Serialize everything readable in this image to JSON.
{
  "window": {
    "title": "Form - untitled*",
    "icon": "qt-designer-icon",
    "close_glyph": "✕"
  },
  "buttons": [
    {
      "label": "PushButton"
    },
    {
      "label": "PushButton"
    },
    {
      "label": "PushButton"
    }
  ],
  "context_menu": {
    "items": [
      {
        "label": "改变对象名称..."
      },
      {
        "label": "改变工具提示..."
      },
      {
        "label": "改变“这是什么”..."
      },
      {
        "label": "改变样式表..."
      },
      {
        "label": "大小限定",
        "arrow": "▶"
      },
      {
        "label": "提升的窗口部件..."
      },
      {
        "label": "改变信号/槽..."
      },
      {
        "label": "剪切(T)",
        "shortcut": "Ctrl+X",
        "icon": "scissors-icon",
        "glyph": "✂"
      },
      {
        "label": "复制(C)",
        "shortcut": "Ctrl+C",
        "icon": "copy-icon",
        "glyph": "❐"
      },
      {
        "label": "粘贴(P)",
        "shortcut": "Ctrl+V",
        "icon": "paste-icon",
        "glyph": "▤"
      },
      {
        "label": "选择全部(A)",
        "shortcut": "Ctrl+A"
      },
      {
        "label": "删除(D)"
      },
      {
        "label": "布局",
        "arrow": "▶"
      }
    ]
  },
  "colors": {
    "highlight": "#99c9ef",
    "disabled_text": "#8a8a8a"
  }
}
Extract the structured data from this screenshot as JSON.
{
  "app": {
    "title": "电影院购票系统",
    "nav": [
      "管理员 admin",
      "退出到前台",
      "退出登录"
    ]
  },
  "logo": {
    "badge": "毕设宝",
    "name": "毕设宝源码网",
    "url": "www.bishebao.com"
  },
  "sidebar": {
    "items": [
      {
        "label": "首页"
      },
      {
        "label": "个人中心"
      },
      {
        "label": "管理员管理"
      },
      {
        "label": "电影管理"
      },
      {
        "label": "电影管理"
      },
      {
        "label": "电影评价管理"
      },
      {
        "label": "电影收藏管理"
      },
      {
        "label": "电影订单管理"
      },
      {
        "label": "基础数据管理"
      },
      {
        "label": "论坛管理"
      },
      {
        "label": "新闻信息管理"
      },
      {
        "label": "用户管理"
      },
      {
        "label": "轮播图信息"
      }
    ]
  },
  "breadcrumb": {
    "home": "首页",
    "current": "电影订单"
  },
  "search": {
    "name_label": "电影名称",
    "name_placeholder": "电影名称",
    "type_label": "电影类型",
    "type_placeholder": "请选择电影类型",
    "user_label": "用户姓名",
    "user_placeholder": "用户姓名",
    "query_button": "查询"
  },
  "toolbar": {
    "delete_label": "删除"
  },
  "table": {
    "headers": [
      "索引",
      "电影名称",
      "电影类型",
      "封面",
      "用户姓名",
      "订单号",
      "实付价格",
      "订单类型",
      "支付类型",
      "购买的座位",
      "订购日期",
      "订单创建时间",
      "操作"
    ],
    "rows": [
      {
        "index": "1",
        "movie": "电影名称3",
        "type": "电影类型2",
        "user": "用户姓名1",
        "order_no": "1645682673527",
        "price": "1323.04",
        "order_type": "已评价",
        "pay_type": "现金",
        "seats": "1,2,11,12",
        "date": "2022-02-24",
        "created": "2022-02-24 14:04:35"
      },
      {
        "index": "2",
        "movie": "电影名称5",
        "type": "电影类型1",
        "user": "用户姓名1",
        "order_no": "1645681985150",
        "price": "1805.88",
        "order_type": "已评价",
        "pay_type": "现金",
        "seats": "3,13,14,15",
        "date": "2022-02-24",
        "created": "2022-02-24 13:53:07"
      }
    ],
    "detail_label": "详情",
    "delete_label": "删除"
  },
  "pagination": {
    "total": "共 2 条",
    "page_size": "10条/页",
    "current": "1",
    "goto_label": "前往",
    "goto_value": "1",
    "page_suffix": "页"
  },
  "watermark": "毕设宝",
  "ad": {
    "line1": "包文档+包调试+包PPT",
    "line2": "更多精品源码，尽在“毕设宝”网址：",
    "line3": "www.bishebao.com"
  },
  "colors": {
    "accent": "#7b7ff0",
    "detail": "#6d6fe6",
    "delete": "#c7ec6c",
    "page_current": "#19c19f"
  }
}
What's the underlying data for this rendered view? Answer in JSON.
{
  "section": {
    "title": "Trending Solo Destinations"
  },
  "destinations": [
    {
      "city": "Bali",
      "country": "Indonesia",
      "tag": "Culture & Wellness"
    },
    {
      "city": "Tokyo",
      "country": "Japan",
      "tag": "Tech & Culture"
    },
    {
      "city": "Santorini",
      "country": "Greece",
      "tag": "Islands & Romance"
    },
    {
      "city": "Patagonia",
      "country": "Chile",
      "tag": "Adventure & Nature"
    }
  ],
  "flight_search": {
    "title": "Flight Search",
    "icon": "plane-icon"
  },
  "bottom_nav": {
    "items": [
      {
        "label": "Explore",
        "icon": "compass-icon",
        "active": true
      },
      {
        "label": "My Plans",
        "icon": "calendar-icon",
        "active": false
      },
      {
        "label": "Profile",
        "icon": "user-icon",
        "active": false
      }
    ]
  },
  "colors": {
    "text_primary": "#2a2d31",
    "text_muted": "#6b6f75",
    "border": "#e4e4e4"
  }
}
■ ■ ■
List every line from the entries above in which "title" appears.

    "title": "Form - untitled*",
    "title": "电影院购票系统",
    "title": "Trending Solo Destinations"
    "title": "Flight Search",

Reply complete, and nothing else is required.